Quote the records that follow in full and exactly; leave out the pictures.

:: DATA RECORDS ::
--- START ---

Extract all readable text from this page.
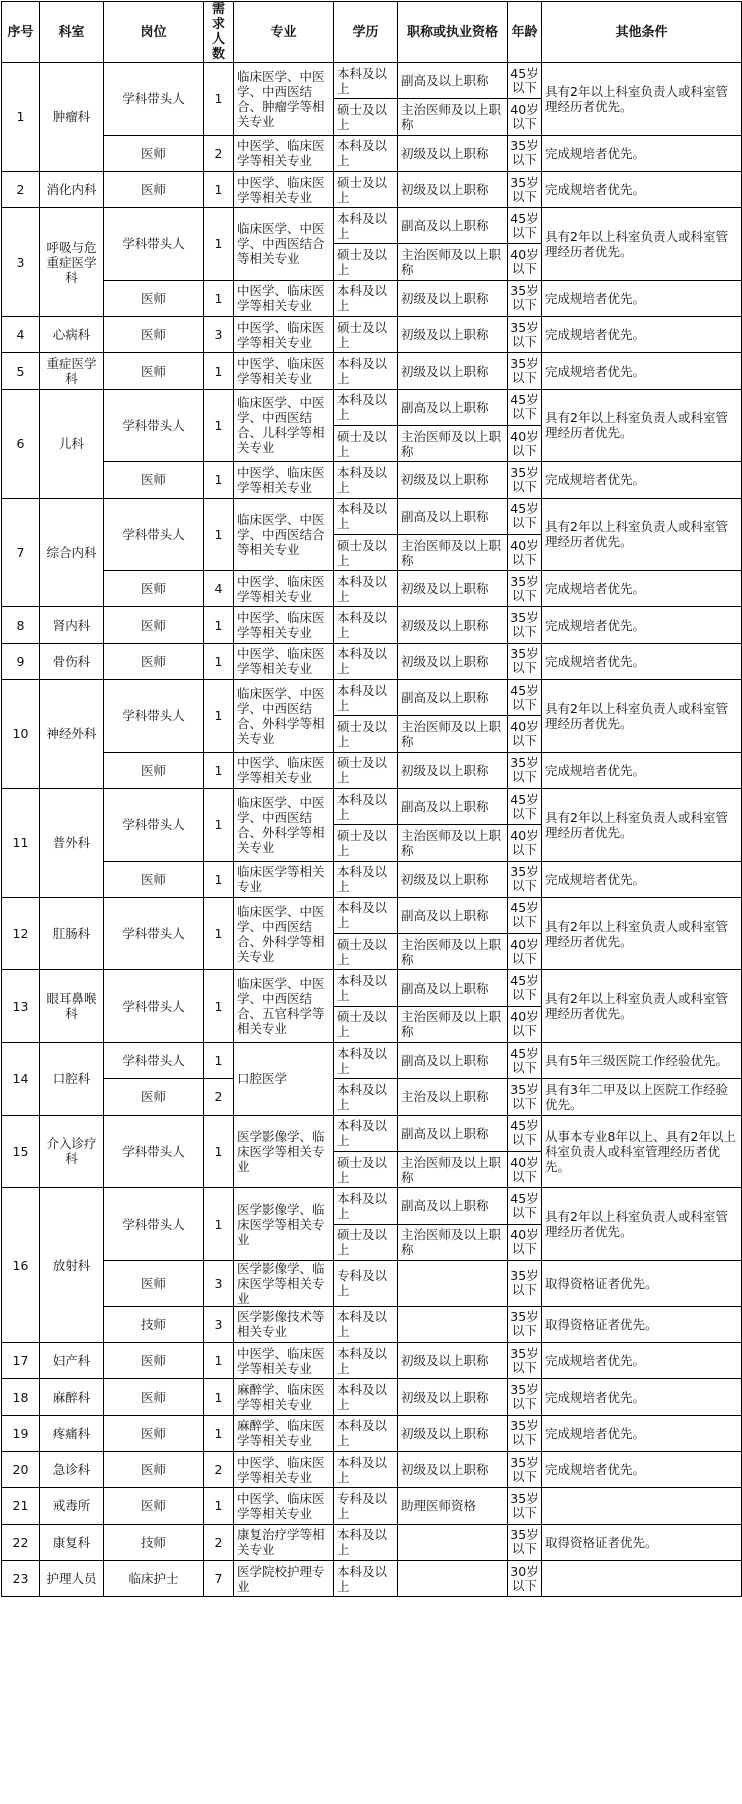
序号	科室	岗位	需求人数	专业	学历	职称或执业资格	年龄	其他条件
1	肿瘤科	学科带头人	1	临床医学、中医学、中西医结合、肿瘤学等相关专业	本科及以上	副高及以上职称	45岁以下	具有2年以上科室负责人或科室管理经历者优先。
					硕士及以上	主治医师及以上职称	40岁以下	
		医师	2	中医学、临床医学等相关专业	本科及以上	初级及以上职称	35岁以下	完成规培者优先。
2	消化内科	医师	1	中医学、临床医学等相关专业	硕士及以上	初级及以上职称	35岁以下	完成规培者优先。
3	呼吸与危重症医学科	学科带头人	1	临床医学、中医学、中西医结合等相关专业	本科及以上	副高及以上职称	45岁以下	具有2年以上科室负责人或科室管理经历者优先。
					硕士及以上	主治医师及以上职称	40岁以下	
		医师	1	中医学、临床医学等相关专业	本科及以上	初级及以上职称	35岁以下	完成规培者优先。
4	心病科	医师	3	中医学、临床医学等相关专业	硕士及以上	初级及以上职称	35岁以下	完成规培者优先。
5	重症医学科	医师	1	中医学、临床医学等相关专业	本科及以上	初级及以上职称	35岁以下	完成规培者优先。
6	儿科	学科带头人	1	临床医学、中医学、中西医结合、儿科学等相关专业	本科及以上	副高及以上职称	45岁以下	具有2年以上科室负责人或科室管理经历者优先。
					硕士及以上	主治医师及以上职称	40岁以下	
		医师	1	中医学、临床医学等相关专业	本科及以上	初级及以上职称	35岁以下	完成规培者优先。
7	综合内科	学科带头人	1	临床医学、中医学、中西医结合等相关专业	本科及以上	副高及以上职称	45岁以下	具有2年以上科室负责人或科室管理经历者优先。
					硕士及以上	主治医师及以上职称	40岁以下	
		医师	4	中医学、临床医学等相关专业	本科及以上	初级及以上职称	35岁以下	完成规培者优先。
8	肾内科	医师	1	中医学、临床医学等相关专业	本科及以上	初级及以上职称	35岁以下	完成规培者优先。
9	骨伤科	医师	1	中医学、临床医学等相关专业	本科及以上	初级及以上职称	35岁以下	完成规培者优先。
10	神经外科	学科带头人	1	临床医学、中医学、中西医结合、外科学等相关专业	本科及以上	副高及以上职称	45岁以下	具有2年以上科室负责人或科室管理经历者优先。
					硕士及以上	主治医师及以上职称	40岁以下	
		医师	1	中医学、临床医学等相关专业	硕士及以上	初级及以上职称	35岁以下	完成规培者优先。
11	普外科	学科带头人	1	临床医学、中医学、中西医结合、外科学等相关专业	本科及以上	副高及以上职称	45岁以下	具有2年以上科室负责人或科室管理经历者优先。
					硕士及以上	主治医师及以上职称	40岁以下	
		医师	1	临床医学等相关专业	本科及以上	初级及以上职称	35岁以下	完成规培者优先。
12	肛肠科	学科带头人	1	临床医学、中医学、中西医结合、外科学等相关专业	本科及以上	副高及以上职称	45岁以下	具有2年以上科室负责人或科室管理经历者优先。
					硕士及以上	主治医师及以上职称	40岁以下	
13	眼耳鼻喉科	学科带头人	1	临床医学、中医学、中西医结合、五官科学等相关专业	本科及以上	副高及以上职称	45岁以下	具有2年以上科室负责人或科室管理经历者优先。
					硕士及以上	主治医师及以上职称	40岁以下	
14	口腔科	学科带头人	1	口腔医学	本科及以上	副高及以上职称	45岁以下	具有5年三级医院工作经验优先。
		医师	2		本科及以上	主治及以上职称	35岁以下	具有3年二甲及以上医院工作经验优先。
15	介入诊疗科	学科带头人	1	医学影像学、临床医学等相关专业	本科及以上	副高及以上职称	45岁以下	从事本专业8年以上、具有2年以上科室负责人或科室管理经历者优先。
					硕士及以上	主治医师及以上职称	40岁以下	
16	放射科	学科带头人	1	医学影像学、临床医学等相关专业	本科及以上	副高及以上职称	45岁以下	具有2年以上科室负责人或科室管理经历者优先。
					硕士及以上	主治医师及以上职称	40岁以下	
		医师	3	医学影像学、临床医学等相关专业	专科及以上		35岁以下	取得资格证者优先。
		技师	3	医学影像技术等相关专业	本科及以上		35岁以下	取得资格证者优先。
17	妇产科	医师	1	中医学、临床医学等相关专业	本科及以上	初级及以上职称	35岁以下	完成规培者优先。
18	麻醉科	医师	1	麻醉学、临床医学等相关专业	本科及以上	初级及以上职称	35岁以下	完成规培者优先。
19	疼痛科	医师	1	麻醉学、临床医学等相关专业	本科及以上	初级及以上职称	35岁以下	完成规培者优先。
20	急诊科	医师	2	中医学、临床医学等相关专业	本科及以上	初级及以上职称	35岁以下	完成规培者优先。
21	戒毒所	医师	1	中医学、临床医学等相关专业	专科及以上	助理医师资格	35岁以下	
22	康复科	技师	2	康复治疗学等相关专业	本科及以上		35岁以下	取得资格证者优先。
23	护理人员	临床护士	7	医学院校护理专业	本科及以上		30岁以下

--- END ---

:: WRITTEN ANSWER ::
Extract all readable text from this page.
序号	科室	岗位	需求人数	专业	学历	职称或执业资格	年龄	其他条件
1	肿瘤科	学科带头人	1	临床医学、中医学、中西医结合、肿瘤学等相关专业	本科及以上	副高及以上职称	45岁以下	具有2年以上科室负责人或科室管理经历者优先。
					硕士及以上	主治医师及以上职称	40岁以下	
		医师	2	中医学、临床医学等相关专业	本科及以上	初级及以上职称	35岁以下	完成规培者优先。
2	消化内科	医师	1	中医学、临床医学等相关专业	硕士及以上	初级及以上职称	35岁以下	完成规培者优先。
3	呼吸与危重症医学科	学科带头人	1	临床医学、中医学、中西医结合等相关专业	本科及以上	副高及以上职称	45岁以下	具有2年以上科室负责人或科室管理经历者优先。
					硕士及以上	主治医师及以上职称	40岁以下	
		医师	1	中医学、临床医学等相关专业	本科及以上	初级及以上职称	35岁以下	完成规培者优先。
4	心病科	医师	3	中医学、临床医学等相关专业	硕士及以上	初级及以上职称	35岁以下	完成规培者优先。
5	重症医学科	医师	1	中医学、临床医学等相关专业	本科及以上	初级及以上职称	35岁以下	完成规培者优先。
6	儿科	学科带头人	1	临床医学、中医学、中西医结合、儿科学等相关专业	本科及以上	副高及以上职称	45岁以下	具有2年以上科室负责人或科室管理经历者优先。
					硕士及以上	主治医师及以上职称	40岁以下	
		医师	1	中医学、临床医学等相关专业	本科及以上	初级及以上职称	35岁以下	完成规培者优先。
7	综合内科	学科带头人	1	临床医学、中医学、中西医结合等相关专业	本科及以上	副高及以上职称	45岁以下	具有2年以上科室负责人或科室管理经历者优先。
					硕士及以上	主治医师及以上职称	40岁以下	
		医师	4	中医学、临床医学等相关专业	本科及以上	初级及以上职称	35岁以下	完成规培者优先。
8	肾内科	医师	1	中医学、临床医学等相关专业	本科及以上	初级及以上职称	35岁以下	完成规培者优先。
9	骨伤科	医师	1	中医学、临床医学等相关专业	本科及以上	初级及以上职称	35岁以下	完成规培者优先。
10	神经外科	学科带头人	1	临床医学、中医学、中西医结合、外科学等相关专业	本科及以上	副高及以上职称	45岁以下	具有2年以上科室负责人或科室管理经历者优先。
					硕士及以上	主治医师及以上职称	40岁以下	
		医师	1	中医学、临床医学等相关专业	硕士及以上	初级及以上职称	35岁以下	完成规培者优先。
11	普外科	学科带头人	1	临床医学、中医学、中西医结合、外科学等相关专业	本科及以上	副高及以上职称	45岁以下	具有2年以上科室负责人或科室管理经历者优先。
					硕士及以上	主治医师及以上职称	40岁以下	
		医师	1	临床医学等相关专业	本科及以上	初级及以上职称	35岁以下	完成规培者优先。
12	肛肠科	学科带头人	1	临床医学、中医学、中西医结合、外科学等相关专业	本科及以上	副高及以上职称	45岁以下	具有2年以上科室负责人或科室管理经历者优先。
					硕士及以上	主治医师及以上职称	40岁以下	
13	眼耳鼻喉科	学科带头人	1	临床医学、中医学、中西医结合、五官科学等相关专业	本科及以上	副高及以上职称	45岁以下	具有2年以上科室负责人或科室管理经历者优先。
					硕士及以上	主治医师及以上职称	40岁以下	
14	口腔科	学科带头人	1	口腔医学	本科及以上	副高及以上职称	45岁以下	具有5年三级医院工作经验优先。
		医师	2		本科及以上	主治及以上职称	35岁以下	具有3年二甲及以上医院工作经验优先。
15	介入诊疗科	学科带头人	1	医学影像学、临床医学等相关专业	本科及以上	副高及以上职称	45岁以下	从事本专业8年以上、具有2年以上科室负责人或科室管理经历者优先。
					硕士及以上	主治医师及以上职称	40岁以下	
16	放射科	学科带头人	1	医学影像学、临床医学等相关专业	本科及以上	副高及以上职称	45岁以下	具有2年以上科室负责人或科室管理经历者优先。
					硕士及以上	主治医师及以上职称	40岁以下	
		医师	3	医学影像学、临床医学等相关专业	专科及以上		35岁以下	取得资格证者优先。
		技师	3	医学影像技术等相关专业	本科及以上		35岁以下	取得资格证者优先。
17	妇产科	医师	1	中医学、临床医学等相关专业	本科及以上	初级及以上职称	35岁以下	完成规培者优先。
18	麻醉科	医师	1	麻醉学、临床医学等相关专业	本科及以上	初级及以上职称	35岁以下	完成规培者优先。
19	疼痛科	医师	1	麻醉学、临床医学等相关专业	本科及以上	初级及以上职称	35岁以下	完成规培者优先。
20	急诊科	医师	2	中医学、临床医学等相关专业	本科及以上	初级及以上职称	35岁以下	完成规培者优先。
21	戒毒所	医师	1	中医学、临床医学等相关专业	专科及以上	助理医师资格	35岁以下	
22	康复科	技师	2	康复治疗学等相关专业	本科及以上		35岁以下	取得资格证者优先。
23	护理人员	临床护士	7	医学院校护理专业	本科及以上		30岁以下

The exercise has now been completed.